Dataset records
* START *

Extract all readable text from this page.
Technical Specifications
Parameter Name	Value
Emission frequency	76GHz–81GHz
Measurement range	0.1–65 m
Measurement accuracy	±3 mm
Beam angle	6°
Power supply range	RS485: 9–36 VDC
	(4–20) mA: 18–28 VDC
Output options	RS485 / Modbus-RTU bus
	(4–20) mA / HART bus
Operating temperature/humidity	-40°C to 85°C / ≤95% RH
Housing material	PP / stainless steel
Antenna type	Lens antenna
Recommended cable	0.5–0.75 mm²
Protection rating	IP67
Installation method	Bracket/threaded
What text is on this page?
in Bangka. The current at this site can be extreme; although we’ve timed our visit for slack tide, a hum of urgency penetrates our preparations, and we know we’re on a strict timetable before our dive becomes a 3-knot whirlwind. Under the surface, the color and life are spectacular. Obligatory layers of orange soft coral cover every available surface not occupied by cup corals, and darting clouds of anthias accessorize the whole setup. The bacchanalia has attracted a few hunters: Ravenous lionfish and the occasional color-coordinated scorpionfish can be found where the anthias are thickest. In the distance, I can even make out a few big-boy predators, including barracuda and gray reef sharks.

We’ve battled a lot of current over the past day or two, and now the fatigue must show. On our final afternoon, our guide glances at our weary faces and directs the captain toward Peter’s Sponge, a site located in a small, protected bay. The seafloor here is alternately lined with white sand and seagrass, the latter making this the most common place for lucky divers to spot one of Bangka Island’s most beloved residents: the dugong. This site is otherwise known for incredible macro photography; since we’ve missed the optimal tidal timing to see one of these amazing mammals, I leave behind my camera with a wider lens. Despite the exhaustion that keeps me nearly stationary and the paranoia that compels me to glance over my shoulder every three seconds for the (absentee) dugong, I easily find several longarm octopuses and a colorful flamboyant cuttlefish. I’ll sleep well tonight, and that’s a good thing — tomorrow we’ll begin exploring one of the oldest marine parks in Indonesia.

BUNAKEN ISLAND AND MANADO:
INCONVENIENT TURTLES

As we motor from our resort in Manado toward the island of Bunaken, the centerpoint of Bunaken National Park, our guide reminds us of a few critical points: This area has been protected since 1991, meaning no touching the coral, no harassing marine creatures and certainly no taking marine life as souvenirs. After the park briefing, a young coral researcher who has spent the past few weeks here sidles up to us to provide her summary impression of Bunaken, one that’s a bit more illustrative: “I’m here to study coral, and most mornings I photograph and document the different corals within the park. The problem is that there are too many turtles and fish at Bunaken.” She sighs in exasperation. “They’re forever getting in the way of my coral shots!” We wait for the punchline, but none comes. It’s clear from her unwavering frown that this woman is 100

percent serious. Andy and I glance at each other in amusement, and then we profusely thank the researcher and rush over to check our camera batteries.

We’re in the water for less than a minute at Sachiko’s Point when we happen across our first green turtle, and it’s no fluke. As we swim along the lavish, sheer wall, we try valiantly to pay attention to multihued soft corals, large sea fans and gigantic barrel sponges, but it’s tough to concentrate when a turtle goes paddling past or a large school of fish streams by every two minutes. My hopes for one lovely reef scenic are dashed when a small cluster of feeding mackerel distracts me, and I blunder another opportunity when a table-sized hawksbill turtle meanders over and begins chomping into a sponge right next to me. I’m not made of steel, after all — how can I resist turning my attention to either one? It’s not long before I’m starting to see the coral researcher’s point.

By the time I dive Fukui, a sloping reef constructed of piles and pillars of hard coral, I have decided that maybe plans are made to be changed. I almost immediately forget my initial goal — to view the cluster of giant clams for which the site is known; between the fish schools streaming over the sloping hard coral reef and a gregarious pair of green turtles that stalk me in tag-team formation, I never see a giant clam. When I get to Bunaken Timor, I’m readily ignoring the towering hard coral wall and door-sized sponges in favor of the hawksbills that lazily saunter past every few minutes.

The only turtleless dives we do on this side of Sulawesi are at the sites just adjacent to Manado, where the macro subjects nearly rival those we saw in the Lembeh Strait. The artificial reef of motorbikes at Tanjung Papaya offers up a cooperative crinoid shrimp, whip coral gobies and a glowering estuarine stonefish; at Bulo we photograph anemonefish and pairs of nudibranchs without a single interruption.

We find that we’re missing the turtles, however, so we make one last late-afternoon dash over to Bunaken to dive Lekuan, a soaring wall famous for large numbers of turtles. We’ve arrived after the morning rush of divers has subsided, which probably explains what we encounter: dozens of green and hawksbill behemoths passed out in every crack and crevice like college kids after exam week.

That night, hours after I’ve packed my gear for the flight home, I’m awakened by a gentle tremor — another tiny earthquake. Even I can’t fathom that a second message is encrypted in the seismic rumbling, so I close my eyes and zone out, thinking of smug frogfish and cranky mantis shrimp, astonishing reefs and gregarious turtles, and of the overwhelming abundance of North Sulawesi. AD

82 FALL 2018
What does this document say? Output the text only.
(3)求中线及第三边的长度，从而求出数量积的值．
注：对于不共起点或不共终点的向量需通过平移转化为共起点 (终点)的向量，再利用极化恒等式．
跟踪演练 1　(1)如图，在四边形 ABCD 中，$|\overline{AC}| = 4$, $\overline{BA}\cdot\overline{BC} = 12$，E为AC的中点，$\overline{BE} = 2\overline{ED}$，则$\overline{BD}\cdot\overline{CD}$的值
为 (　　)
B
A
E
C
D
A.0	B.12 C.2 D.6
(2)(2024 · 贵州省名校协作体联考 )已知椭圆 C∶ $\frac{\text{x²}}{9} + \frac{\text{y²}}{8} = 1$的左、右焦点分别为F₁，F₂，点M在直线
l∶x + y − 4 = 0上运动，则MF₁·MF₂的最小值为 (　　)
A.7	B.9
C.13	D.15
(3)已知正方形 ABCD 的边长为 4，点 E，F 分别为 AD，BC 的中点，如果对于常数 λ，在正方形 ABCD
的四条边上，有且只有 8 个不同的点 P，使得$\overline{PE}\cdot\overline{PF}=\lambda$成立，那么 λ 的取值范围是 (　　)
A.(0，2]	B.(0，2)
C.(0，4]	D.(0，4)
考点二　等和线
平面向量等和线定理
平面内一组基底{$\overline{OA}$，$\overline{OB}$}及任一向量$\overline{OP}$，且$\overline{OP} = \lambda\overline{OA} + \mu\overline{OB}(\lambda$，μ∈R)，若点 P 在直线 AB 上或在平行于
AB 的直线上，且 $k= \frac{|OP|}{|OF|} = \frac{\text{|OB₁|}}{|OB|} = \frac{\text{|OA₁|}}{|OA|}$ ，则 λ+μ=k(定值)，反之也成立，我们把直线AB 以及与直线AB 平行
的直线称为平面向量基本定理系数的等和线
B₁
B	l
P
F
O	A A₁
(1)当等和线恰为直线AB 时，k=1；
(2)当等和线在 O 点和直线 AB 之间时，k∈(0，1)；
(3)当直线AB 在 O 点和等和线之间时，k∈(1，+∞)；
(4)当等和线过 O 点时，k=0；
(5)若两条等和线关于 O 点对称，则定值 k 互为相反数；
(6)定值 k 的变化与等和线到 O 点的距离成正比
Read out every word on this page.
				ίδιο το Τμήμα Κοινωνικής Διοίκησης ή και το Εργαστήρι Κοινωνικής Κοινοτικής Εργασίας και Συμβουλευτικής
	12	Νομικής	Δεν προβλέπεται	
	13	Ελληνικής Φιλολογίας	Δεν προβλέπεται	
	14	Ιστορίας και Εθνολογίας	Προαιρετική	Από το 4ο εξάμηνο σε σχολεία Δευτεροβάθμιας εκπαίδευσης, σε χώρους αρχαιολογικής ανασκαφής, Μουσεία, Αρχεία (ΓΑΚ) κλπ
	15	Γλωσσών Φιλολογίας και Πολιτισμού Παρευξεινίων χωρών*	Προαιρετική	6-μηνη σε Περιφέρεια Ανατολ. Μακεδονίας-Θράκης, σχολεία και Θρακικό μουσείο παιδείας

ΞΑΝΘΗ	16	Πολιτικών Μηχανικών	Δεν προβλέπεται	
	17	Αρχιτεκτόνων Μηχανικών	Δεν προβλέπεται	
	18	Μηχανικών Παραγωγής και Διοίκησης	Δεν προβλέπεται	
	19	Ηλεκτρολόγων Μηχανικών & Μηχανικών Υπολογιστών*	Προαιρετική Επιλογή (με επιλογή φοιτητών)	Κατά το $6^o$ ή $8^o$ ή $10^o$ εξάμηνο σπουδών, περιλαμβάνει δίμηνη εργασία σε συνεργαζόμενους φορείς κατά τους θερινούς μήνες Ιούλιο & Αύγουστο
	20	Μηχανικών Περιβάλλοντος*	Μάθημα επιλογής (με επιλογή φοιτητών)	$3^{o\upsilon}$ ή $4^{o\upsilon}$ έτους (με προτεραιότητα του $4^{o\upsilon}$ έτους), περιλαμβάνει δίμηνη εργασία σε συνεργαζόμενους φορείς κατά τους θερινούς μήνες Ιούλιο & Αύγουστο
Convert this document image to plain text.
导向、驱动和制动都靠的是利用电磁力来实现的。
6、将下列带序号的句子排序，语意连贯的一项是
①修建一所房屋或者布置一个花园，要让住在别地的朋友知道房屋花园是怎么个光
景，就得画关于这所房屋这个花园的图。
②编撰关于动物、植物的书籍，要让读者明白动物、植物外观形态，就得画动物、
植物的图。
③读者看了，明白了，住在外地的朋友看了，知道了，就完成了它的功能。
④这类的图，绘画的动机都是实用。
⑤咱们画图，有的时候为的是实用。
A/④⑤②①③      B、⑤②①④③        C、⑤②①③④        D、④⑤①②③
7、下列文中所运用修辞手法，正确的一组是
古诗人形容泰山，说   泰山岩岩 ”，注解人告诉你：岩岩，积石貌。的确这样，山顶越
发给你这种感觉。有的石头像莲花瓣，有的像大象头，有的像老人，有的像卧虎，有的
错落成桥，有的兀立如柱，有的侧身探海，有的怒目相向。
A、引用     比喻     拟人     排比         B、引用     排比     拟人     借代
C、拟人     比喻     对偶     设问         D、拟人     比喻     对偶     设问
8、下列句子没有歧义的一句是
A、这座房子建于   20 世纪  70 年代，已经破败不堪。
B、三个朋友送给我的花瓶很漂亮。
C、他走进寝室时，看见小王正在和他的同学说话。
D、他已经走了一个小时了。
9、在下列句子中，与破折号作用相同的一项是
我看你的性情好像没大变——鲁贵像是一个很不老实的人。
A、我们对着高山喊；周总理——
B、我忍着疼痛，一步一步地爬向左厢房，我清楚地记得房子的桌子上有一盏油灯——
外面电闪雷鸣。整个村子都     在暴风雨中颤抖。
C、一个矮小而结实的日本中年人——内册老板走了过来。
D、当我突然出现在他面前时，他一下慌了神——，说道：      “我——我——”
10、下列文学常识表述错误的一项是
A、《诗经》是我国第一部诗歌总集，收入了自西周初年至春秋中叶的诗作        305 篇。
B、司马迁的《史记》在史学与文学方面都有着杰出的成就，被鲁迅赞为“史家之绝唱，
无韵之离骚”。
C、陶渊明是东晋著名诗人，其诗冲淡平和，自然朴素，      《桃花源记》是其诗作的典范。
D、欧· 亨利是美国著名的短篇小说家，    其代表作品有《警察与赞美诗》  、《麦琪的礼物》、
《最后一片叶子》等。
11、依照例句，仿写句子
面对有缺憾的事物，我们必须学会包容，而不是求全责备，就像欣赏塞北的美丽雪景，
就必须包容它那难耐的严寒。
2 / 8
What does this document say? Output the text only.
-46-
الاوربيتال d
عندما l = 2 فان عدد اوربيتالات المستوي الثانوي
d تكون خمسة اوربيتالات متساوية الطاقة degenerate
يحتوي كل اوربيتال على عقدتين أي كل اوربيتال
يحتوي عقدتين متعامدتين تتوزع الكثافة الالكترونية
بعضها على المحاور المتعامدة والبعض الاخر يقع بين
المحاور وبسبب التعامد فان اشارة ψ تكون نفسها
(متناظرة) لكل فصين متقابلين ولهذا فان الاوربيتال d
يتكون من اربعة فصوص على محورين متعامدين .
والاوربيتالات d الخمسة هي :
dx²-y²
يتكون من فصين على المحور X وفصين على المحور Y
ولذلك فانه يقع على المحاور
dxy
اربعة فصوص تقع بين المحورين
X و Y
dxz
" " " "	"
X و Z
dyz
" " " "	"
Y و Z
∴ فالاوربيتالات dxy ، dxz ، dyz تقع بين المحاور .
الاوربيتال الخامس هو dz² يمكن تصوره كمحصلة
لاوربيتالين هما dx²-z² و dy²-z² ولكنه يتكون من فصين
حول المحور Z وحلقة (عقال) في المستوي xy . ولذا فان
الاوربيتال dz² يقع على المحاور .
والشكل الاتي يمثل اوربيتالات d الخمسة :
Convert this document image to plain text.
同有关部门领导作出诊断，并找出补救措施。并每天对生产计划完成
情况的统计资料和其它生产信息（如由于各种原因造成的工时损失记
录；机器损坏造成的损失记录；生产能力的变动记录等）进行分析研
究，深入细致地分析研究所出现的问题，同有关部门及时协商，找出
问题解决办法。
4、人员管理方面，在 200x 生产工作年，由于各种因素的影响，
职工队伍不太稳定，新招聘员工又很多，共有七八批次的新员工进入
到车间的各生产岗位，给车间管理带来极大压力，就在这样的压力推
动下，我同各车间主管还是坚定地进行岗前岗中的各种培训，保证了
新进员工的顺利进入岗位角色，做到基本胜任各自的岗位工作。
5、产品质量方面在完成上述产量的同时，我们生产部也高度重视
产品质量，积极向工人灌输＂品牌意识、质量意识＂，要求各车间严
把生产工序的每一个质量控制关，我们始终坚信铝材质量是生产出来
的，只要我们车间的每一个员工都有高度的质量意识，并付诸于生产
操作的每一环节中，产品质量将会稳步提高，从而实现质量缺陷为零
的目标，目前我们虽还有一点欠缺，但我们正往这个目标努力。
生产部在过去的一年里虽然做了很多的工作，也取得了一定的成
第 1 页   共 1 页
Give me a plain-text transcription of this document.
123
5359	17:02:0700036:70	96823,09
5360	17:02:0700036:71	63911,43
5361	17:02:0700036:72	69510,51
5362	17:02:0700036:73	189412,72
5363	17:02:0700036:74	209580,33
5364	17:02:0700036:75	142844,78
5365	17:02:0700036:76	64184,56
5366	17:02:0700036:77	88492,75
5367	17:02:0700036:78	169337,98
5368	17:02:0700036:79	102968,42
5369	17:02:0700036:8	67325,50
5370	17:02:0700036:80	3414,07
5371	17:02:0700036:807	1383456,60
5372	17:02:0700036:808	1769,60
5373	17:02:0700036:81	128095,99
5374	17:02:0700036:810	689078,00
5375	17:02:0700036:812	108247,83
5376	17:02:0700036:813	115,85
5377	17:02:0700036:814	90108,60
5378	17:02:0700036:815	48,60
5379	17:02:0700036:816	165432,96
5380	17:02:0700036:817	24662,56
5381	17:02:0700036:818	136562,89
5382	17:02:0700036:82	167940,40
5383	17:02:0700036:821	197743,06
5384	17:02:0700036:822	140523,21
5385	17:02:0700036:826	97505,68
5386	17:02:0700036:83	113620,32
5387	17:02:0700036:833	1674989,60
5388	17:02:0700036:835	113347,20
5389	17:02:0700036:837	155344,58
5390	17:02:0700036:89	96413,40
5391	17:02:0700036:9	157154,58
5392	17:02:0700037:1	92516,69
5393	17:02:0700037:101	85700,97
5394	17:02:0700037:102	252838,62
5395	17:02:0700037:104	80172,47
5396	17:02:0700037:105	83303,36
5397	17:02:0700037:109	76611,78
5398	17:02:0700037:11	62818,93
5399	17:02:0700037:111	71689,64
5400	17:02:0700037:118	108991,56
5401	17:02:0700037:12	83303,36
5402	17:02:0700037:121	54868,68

* END *

**Exercise brief**.
Read the data above. Pull out each line in which the string "επιλογή" appears.

**Response to this task**.
	19	Ηλεκτρολόγων Μηχανικών & Μηχανικών Υπολογιστών*	Προαιρετική Επιλογή (με επιλογή φοιτητών)	Κατά το $6^o$ ή $8^o$ ή $10^o$ εξάμηνο σπουδών, περιλαμβάνει δίμηνη εργασία σε συνεργαζόμενους φορείς κατά τους θερινούς μήνες Ιούλιο & Αύγουστο
	20	Μηχανικών Περιβάλλοντος*	Μάθημα επιλογής (με επιλογή φοιτητών)	$3^{o\upsilon}$ ή $4^{o\upsilon}$ έτους (με προτεραιότητα του $4^{o\upsilon}$ έτους), περιλαμβάνει δίμηνη εργασία σε συνεργαζόμενους φορείς κατά τους θερινούς μήνες Ιούλιο & Αύγουστο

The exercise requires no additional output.